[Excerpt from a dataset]
- - - - - - -

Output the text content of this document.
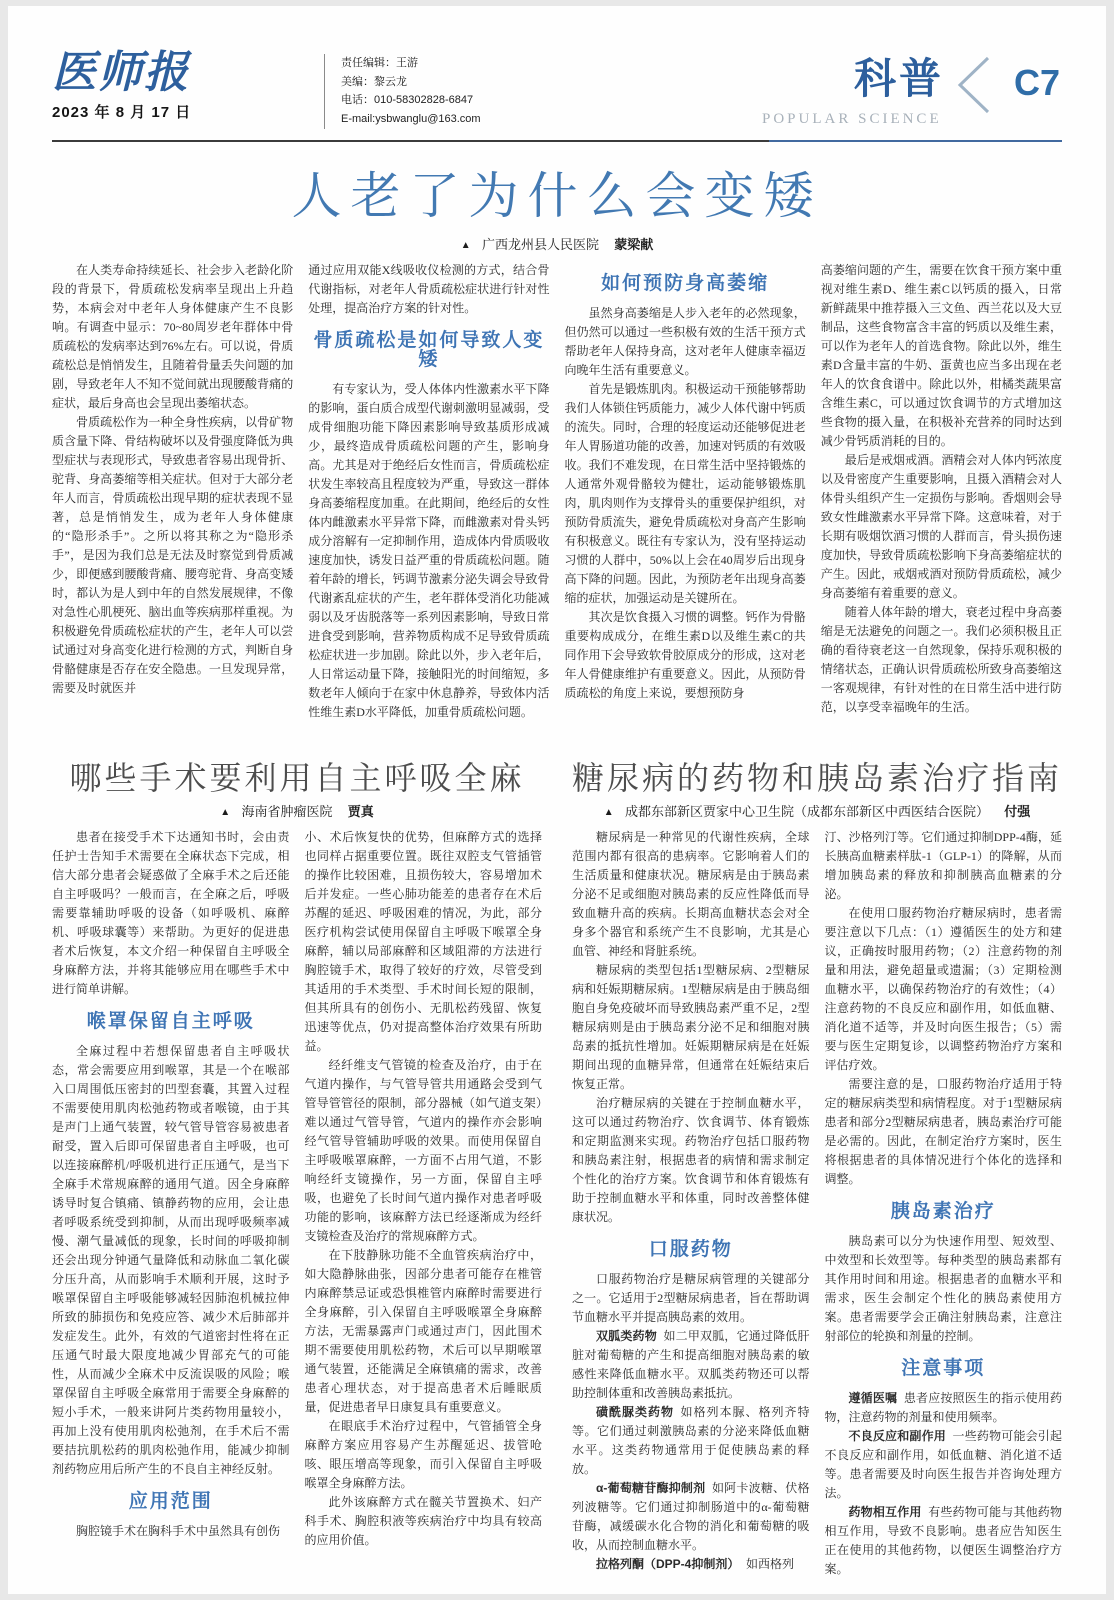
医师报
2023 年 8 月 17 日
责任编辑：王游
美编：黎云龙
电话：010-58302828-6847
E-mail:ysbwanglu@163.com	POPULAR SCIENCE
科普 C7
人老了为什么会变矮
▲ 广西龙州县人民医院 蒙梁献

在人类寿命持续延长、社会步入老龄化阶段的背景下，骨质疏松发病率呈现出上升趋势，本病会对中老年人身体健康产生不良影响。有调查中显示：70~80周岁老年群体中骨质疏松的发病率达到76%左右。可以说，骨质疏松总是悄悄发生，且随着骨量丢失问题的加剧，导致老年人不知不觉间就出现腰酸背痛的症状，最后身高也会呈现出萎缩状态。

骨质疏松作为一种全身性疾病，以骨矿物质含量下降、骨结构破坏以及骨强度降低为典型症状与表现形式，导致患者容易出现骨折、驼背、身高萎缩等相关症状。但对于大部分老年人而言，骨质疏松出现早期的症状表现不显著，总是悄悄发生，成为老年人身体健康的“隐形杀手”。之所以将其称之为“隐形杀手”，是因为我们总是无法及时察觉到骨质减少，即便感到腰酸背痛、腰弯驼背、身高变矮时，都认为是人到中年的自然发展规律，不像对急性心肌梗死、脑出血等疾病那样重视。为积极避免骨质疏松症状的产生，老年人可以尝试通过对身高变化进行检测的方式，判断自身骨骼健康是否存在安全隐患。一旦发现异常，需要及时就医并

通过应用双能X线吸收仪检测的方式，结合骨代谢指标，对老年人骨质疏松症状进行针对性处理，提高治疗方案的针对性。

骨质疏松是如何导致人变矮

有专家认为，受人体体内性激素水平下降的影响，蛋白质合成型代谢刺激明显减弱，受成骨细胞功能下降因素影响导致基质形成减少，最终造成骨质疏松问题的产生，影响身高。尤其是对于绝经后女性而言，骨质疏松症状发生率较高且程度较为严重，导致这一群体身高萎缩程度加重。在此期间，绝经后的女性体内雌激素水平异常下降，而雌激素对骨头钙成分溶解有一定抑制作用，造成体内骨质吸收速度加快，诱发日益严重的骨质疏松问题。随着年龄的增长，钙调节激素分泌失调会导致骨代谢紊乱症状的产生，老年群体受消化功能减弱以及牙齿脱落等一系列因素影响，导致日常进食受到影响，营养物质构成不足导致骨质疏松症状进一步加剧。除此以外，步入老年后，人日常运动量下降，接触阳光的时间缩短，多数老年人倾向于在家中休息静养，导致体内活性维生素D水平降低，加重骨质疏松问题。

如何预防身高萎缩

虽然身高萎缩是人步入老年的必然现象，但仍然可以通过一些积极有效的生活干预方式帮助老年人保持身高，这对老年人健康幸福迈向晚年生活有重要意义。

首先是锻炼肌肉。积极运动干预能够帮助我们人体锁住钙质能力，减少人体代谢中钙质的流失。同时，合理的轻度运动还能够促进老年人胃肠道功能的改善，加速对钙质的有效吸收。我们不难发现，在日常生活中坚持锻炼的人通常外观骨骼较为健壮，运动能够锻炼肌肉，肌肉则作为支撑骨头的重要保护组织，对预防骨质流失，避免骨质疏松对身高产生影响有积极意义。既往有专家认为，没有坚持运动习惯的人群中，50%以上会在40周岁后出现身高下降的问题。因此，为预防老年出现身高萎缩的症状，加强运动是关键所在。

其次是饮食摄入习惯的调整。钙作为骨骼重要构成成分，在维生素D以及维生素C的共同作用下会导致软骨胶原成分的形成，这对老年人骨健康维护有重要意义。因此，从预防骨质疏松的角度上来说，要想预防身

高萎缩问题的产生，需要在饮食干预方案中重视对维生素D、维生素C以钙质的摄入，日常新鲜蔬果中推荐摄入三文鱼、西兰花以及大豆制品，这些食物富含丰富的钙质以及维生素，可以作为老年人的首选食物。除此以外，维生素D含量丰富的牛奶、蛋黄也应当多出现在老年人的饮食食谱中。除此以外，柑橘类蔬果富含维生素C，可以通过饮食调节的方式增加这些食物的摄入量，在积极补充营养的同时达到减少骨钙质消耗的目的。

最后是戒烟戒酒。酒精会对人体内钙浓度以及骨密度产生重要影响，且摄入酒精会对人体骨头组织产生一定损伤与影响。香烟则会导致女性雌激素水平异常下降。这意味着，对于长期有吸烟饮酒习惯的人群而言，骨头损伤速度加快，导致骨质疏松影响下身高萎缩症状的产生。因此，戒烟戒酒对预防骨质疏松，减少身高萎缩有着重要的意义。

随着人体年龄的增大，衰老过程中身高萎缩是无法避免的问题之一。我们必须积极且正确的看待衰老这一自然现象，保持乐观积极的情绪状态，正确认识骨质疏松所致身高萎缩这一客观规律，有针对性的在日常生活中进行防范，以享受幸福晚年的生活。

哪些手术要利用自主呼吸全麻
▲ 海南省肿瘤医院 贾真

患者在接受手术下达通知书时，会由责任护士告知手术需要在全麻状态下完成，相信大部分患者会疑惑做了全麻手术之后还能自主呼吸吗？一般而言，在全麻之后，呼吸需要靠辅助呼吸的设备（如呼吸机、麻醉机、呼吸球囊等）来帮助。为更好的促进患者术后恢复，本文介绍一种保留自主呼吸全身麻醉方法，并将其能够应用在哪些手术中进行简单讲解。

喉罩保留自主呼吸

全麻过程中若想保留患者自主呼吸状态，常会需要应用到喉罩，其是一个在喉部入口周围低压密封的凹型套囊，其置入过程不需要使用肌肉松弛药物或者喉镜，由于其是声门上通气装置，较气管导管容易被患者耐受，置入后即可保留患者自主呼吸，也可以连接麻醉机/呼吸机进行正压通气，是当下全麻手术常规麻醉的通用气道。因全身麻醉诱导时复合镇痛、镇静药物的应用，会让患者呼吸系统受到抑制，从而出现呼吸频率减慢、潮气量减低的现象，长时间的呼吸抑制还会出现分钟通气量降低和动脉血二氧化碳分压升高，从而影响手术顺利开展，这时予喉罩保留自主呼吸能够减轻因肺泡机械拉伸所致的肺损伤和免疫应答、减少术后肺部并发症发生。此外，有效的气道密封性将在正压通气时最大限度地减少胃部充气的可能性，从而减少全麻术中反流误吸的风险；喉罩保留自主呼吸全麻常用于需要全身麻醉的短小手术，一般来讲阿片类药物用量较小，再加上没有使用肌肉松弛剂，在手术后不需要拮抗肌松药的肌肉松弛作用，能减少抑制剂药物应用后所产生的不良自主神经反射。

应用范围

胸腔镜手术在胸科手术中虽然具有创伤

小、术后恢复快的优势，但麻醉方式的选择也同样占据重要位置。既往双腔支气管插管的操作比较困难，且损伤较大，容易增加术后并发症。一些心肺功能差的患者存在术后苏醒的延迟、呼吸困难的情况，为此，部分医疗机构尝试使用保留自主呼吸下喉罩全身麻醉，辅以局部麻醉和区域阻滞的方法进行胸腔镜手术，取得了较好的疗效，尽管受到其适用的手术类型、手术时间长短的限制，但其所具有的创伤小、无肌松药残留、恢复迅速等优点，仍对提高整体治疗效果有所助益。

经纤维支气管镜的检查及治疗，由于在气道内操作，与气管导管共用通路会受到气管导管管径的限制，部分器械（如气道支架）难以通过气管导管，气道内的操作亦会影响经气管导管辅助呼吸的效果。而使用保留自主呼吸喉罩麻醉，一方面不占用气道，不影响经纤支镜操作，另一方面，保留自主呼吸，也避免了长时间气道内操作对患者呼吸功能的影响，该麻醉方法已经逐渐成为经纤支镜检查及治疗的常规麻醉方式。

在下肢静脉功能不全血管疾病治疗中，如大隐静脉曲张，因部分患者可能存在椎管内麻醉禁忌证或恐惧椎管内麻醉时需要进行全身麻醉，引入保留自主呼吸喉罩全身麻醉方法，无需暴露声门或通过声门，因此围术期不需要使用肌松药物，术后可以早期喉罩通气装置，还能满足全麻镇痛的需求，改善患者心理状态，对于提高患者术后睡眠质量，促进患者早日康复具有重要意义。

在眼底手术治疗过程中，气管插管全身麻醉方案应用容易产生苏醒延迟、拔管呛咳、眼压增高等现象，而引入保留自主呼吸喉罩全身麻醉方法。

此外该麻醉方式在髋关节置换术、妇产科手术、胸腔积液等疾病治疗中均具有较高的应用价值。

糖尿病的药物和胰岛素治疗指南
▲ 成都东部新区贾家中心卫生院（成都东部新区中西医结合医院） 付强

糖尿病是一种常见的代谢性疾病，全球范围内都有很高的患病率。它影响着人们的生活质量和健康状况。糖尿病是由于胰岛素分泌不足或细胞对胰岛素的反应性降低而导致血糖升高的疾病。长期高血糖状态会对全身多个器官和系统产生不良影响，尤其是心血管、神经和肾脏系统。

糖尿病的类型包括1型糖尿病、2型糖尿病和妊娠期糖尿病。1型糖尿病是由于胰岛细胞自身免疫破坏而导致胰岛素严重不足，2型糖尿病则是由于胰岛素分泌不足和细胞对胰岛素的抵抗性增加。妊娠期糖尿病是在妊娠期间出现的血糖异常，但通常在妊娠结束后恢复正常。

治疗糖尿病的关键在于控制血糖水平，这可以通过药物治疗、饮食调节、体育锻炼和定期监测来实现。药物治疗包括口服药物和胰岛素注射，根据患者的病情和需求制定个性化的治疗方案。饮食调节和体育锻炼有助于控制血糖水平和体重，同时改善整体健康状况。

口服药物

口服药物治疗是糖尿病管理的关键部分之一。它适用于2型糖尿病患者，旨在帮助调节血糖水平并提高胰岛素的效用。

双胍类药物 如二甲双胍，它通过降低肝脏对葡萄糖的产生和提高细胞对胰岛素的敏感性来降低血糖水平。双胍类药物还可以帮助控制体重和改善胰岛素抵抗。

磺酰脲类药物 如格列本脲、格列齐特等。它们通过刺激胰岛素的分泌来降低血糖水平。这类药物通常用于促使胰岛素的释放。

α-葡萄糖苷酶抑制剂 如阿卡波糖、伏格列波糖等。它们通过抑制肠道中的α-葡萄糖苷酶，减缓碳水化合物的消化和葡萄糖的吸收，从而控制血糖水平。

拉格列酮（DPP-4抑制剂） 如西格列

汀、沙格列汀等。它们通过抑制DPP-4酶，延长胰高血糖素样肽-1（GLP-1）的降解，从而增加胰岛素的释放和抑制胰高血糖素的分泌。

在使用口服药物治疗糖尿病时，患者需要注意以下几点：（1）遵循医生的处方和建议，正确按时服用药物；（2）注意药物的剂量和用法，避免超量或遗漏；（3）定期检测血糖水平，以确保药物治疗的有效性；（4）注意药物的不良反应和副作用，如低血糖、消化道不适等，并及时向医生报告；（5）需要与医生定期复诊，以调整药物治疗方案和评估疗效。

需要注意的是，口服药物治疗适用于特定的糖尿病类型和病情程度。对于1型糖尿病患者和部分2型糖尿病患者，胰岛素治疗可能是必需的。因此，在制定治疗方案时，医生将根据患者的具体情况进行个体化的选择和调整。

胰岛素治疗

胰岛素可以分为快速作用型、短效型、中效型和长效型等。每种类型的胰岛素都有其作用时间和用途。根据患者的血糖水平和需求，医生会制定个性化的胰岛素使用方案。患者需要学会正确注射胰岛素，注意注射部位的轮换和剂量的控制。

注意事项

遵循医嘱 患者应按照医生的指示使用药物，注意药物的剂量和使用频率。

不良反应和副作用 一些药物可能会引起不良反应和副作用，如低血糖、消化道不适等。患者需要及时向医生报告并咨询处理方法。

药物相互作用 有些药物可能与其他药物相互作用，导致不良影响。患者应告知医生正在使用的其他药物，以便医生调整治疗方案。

- - - - - - -

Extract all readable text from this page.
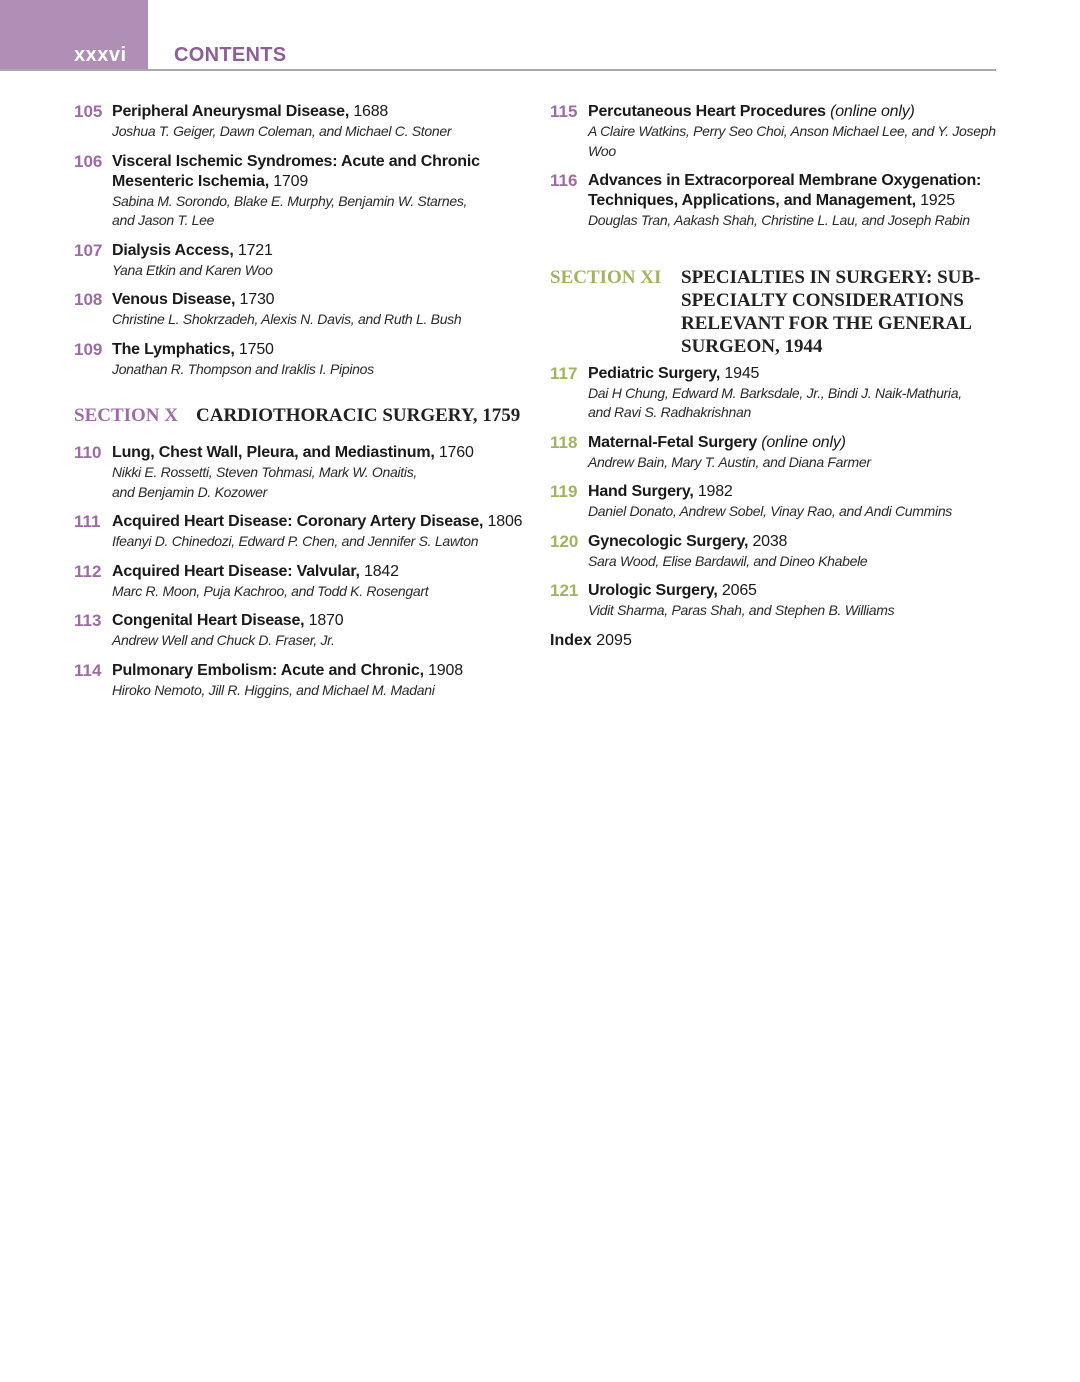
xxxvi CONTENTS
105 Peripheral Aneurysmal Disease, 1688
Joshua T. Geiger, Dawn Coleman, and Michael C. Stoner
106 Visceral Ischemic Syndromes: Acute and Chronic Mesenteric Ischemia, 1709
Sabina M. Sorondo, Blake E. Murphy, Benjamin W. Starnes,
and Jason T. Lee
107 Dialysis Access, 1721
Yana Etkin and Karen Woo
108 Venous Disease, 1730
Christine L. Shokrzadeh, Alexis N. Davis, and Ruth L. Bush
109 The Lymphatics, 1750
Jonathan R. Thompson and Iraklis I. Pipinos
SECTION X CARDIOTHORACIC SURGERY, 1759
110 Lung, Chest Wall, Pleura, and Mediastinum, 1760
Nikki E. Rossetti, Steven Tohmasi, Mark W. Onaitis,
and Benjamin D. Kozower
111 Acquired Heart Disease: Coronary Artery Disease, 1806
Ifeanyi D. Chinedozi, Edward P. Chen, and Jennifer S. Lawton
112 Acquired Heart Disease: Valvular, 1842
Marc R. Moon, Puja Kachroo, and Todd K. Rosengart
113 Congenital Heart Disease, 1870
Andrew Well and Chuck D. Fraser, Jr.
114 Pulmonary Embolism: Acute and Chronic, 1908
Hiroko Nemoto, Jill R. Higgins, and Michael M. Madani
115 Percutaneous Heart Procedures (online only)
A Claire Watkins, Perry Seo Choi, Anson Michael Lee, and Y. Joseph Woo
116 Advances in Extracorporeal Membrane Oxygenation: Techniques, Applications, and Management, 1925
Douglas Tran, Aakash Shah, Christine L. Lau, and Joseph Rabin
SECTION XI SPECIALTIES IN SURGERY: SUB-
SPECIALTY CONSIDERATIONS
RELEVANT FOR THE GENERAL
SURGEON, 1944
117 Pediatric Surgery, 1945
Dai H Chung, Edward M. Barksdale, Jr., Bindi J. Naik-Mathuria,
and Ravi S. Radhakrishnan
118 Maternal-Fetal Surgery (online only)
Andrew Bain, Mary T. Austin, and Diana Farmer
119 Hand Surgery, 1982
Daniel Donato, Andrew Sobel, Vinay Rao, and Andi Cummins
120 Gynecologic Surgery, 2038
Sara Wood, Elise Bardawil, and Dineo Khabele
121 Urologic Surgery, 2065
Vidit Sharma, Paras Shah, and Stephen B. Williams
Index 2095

- - - - - - -

--- Problem to solve ---
Scan the material above. Return every line containing the string "Andrew".

--- Output below ---
Andrew Well and Chuck D. Fraser, Jr.
Andrew Bain, Mary T. Austin, and Diana Farmer
Daniel Donato, Andrew Sobel, Vinay Rao, and Andi Cummins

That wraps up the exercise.